Begin

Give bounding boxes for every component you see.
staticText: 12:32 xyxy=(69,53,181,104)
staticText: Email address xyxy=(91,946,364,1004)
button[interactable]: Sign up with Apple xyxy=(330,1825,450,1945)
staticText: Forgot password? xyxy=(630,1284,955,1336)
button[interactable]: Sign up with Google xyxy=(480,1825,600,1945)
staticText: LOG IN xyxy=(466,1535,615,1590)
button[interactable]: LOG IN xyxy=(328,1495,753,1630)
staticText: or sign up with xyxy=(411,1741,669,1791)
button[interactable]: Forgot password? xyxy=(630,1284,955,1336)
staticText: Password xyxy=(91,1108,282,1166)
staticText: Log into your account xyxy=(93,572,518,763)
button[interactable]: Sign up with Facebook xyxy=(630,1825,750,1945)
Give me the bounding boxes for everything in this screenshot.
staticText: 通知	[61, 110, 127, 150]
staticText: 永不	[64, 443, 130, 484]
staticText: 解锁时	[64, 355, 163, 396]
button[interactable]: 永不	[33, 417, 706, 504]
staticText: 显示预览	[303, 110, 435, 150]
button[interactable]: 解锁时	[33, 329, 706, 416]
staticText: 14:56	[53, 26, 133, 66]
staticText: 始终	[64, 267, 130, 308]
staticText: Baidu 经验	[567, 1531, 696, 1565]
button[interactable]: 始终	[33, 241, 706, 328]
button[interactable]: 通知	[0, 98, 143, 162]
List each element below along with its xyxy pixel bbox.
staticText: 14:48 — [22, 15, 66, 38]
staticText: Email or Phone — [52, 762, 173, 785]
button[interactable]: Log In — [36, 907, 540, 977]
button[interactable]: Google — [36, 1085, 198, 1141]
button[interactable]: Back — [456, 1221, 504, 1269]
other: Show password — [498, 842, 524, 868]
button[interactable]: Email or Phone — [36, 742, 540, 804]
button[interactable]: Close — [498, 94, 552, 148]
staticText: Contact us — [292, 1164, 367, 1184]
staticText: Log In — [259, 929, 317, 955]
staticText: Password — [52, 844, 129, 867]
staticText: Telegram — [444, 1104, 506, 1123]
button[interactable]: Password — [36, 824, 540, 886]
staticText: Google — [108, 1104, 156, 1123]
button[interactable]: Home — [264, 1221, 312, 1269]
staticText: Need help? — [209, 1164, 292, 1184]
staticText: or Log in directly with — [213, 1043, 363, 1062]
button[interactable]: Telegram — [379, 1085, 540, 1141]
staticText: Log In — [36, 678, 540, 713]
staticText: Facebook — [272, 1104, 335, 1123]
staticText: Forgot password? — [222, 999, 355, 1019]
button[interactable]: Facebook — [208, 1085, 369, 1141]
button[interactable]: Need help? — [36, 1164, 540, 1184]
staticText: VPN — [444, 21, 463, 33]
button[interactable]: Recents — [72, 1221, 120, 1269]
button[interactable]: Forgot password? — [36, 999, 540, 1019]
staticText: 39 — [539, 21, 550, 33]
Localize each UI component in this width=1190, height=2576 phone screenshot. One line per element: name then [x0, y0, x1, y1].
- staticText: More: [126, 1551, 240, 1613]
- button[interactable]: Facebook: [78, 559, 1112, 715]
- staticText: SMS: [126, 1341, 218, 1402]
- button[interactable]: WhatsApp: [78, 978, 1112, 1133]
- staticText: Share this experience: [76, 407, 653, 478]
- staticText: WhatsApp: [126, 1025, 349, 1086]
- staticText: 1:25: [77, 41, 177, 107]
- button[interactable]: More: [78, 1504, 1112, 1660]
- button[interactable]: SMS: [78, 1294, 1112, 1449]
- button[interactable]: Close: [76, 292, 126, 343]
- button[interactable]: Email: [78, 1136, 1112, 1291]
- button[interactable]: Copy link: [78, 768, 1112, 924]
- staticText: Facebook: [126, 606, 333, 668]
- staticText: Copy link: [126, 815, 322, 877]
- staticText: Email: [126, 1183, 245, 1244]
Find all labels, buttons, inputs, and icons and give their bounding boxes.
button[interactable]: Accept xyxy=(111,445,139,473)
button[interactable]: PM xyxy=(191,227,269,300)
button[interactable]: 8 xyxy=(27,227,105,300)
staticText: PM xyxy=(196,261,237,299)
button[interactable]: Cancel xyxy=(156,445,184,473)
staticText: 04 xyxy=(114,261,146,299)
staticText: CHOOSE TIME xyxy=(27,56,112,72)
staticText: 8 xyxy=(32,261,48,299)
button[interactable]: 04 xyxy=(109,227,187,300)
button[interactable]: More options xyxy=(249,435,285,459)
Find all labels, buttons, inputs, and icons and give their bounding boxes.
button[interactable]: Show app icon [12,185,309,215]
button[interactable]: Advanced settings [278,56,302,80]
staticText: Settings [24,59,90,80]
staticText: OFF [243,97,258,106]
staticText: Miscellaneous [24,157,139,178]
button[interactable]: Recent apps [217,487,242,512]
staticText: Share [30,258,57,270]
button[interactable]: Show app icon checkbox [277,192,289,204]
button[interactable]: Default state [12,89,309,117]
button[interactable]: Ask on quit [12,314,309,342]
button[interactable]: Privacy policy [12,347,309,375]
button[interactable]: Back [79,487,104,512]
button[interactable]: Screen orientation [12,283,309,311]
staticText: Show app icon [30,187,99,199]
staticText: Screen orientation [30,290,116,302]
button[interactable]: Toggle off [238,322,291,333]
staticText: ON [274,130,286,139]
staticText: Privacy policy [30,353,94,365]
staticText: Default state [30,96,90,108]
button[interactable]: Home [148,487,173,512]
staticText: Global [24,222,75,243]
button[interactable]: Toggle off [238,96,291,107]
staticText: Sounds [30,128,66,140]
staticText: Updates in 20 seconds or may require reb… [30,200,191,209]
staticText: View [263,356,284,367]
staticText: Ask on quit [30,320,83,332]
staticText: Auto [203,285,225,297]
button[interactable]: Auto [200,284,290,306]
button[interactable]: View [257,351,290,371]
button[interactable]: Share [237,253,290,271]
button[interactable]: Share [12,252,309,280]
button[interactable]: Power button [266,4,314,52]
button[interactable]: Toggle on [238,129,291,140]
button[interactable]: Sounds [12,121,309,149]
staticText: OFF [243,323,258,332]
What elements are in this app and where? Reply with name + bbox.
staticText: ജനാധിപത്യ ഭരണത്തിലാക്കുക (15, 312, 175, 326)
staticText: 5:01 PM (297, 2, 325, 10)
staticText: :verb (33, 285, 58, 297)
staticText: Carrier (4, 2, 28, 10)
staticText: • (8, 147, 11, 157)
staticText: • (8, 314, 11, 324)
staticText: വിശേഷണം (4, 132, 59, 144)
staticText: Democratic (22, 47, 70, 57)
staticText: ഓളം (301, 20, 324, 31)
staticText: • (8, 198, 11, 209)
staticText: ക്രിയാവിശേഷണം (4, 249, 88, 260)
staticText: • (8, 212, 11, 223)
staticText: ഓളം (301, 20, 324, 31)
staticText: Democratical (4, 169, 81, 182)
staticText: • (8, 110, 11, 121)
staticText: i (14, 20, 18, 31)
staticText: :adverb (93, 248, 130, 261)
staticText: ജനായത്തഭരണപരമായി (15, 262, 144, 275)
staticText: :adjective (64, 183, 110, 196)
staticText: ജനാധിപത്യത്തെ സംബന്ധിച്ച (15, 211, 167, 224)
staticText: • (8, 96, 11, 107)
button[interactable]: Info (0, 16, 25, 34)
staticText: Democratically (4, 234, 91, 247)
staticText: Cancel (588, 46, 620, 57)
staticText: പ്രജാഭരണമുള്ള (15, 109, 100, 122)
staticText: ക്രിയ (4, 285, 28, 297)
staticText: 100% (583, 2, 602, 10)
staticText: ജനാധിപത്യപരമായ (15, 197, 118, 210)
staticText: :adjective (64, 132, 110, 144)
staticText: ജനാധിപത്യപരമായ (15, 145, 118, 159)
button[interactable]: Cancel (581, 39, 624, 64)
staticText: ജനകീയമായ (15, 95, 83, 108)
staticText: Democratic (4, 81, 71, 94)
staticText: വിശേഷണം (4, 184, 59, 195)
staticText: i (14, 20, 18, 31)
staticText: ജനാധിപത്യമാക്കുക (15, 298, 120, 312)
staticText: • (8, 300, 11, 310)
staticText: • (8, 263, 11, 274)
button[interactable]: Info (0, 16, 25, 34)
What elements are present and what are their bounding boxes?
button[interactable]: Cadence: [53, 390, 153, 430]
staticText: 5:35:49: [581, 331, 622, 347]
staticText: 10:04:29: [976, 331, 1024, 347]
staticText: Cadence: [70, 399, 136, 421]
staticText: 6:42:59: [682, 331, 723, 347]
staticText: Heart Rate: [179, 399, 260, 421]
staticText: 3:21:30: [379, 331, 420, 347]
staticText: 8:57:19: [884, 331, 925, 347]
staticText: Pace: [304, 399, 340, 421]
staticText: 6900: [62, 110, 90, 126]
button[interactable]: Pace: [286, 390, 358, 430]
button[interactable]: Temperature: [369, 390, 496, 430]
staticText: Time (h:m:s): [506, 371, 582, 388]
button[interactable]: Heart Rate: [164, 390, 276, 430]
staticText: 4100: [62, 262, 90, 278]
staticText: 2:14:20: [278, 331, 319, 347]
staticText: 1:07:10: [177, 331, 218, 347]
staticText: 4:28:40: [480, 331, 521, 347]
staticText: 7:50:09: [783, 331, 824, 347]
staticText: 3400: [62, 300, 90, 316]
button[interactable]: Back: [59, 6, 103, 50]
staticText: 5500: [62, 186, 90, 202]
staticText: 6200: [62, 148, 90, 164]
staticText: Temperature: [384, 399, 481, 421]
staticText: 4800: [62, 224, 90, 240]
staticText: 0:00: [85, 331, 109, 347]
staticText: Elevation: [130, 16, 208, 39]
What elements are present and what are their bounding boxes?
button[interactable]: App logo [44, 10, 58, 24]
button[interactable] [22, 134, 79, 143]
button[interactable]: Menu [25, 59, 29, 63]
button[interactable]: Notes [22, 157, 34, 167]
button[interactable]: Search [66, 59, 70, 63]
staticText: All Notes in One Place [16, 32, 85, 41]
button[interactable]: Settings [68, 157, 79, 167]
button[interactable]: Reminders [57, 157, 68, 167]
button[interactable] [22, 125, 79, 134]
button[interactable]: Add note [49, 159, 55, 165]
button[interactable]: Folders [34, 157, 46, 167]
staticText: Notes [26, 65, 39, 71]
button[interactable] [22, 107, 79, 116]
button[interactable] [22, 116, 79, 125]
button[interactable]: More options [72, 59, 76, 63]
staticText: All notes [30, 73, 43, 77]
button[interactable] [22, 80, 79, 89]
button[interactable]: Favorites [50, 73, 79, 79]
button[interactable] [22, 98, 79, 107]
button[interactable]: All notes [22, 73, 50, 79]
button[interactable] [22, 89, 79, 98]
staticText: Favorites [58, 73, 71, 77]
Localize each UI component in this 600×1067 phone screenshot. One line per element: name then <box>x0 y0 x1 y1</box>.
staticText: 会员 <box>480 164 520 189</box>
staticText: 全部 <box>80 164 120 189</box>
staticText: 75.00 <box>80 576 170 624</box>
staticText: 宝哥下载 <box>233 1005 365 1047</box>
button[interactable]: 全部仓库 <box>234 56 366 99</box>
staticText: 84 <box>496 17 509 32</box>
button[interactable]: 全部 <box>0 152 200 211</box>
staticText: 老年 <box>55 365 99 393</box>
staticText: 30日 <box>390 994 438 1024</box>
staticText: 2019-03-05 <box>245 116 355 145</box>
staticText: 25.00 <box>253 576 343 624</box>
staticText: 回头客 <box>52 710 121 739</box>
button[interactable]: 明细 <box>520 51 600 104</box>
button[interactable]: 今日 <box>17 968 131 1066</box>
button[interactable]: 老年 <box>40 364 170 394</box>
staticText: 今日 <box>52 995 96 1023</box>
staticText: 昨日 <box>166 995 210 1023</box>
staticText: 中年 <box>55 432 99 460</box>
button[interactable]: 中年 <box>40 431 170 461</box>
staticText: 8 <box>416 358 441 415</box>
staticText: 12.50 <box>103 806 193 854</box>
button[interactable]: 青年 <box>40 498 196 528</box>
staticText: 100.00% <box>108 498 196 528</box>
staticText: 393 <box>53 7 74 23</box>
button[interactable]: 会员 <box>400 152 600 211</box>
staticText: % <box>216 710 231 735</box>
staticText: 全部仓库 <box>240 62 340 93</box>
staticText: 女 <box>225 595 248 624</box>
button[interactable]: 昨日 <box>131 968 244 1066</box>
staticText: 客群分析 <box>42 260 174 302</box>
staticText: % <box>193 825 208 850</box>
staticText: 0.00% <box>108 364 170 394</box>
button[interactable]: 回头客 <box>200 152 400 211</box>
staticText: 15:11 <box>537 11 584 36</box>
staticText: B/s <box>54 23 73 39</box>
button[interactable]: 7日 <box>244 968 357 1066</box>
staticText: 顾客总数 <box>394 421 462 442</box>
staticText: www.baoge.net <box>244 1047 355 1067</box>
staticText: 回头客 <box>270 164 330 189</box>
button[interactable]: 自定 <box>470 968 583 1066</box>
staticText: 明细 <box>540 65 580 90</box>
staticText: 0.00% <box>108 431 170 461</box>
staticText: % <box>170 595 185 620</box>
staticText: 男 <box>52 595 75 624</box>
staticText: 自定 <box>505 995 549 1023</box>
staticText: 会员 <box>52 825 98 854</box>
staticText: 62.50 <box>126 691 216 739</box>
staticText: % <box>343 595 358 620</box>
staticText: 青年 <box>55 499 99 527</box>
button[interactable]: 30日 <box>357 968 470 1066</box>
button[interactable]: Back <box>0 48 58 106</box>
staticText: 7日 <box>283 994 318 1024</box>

End

> What to work on
Please copy out the lines of the records above, starting from the first line and ending with the line that contains "417, 706, 504]", with that line included.

> Final result
Give bounding boxes for every component you see.
staticText: 12:32 xyxy=(69,53,181,104)
staticText: Email address xyxy=(91,946,364,1004)
button[interactable]: Sign up with Apple xyxy=(330,1825,450,1945)
staticText: Forgot password? xyxy=(630,1284,955,1336)
button[interactable]: Sign up with Google xyxy=(480,1825,600,1945)
staticText: LOG IN xyxy=(466,1535,615,1590)
button[interactable]: LOG IN xyxy=(328,1495,753,1630)
staticText: or sign up with xyxy=(411,1741,669,1791)
button[interactable]: Forgot password? xyxy=(630,1284,955,1336)
staticText: Password xyxy=(91,1108,282,1166)
staticText: Log into your account xyxy=(93,572,518,763)
button[interactable]: Sign up with Facebook xyxy=(630,1825,750,1945)
Give me the bounding boxes for everything in this screenshot.
staticText: 通知	[61, 110, 127, 150]
staticText: 永不	[64, 443, 130, 484]
staticText: 解锁时	[64, 355, 163, 396]
button[interactable]: 永不	[33, 417, 706, 504]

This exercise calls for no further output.